● **To do**: Copy all the entries word for word, but omit the pictures.

● **Task material**:
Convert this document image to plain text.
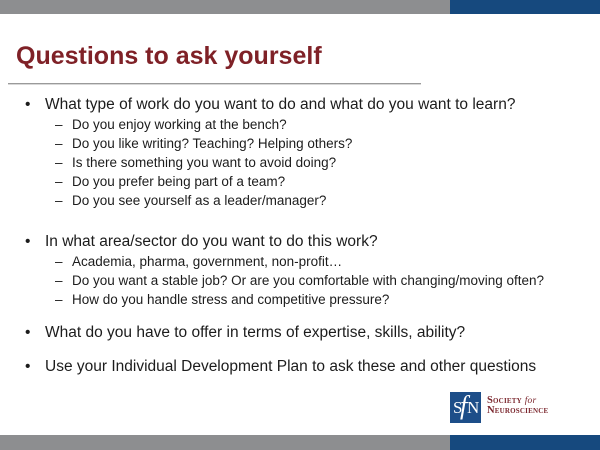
Questions to ask yourself
• What type of work do you want to do and what do you want to learn?
– Do you enjoy working at the bench?
– Do you like writing? Teaching? Helping others?
– Is there something you want to avoid doing?
– Do you prefer being part of a team?
– Do you see yourself as a leader/manager?
• In what area/sector do you want to do this work?
– Academia, pharma, government, non-profit…
– Do you want a stable job? Or are you comfortable with changing/moving often?
– How do you handle stress and competitive pressure?
• What do you have to offer in terms of expertise, skills, ability?
• Use your Individual Development Plan to ask these and other questions
S
f N Society for
Neuroscience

● **The answer**:
Convert this document image to plain text.
Questions to ask yourself
• What type of work do you want to do and what do you want to learn?
– Do you enjoy working at the bench?
– Do you like writing? Teaching? Helping others?
– Is there something you want to avoid doing?
– Do you prefer being part of a team?
– Do you see yourself as a leader/manager?
• In what area/sector do you want to do this work?
– Academia, pharma, government, non-profit…
– Do you want a stable job? Or are you comfortable with changing/moving often?
– How do you handle stress and competitive pressure?
• What do you have to offer in terms of expertise, skills, ability?
• Use your Individual Development Plan to ask these and other questions
S
f N Society for
Neuroscience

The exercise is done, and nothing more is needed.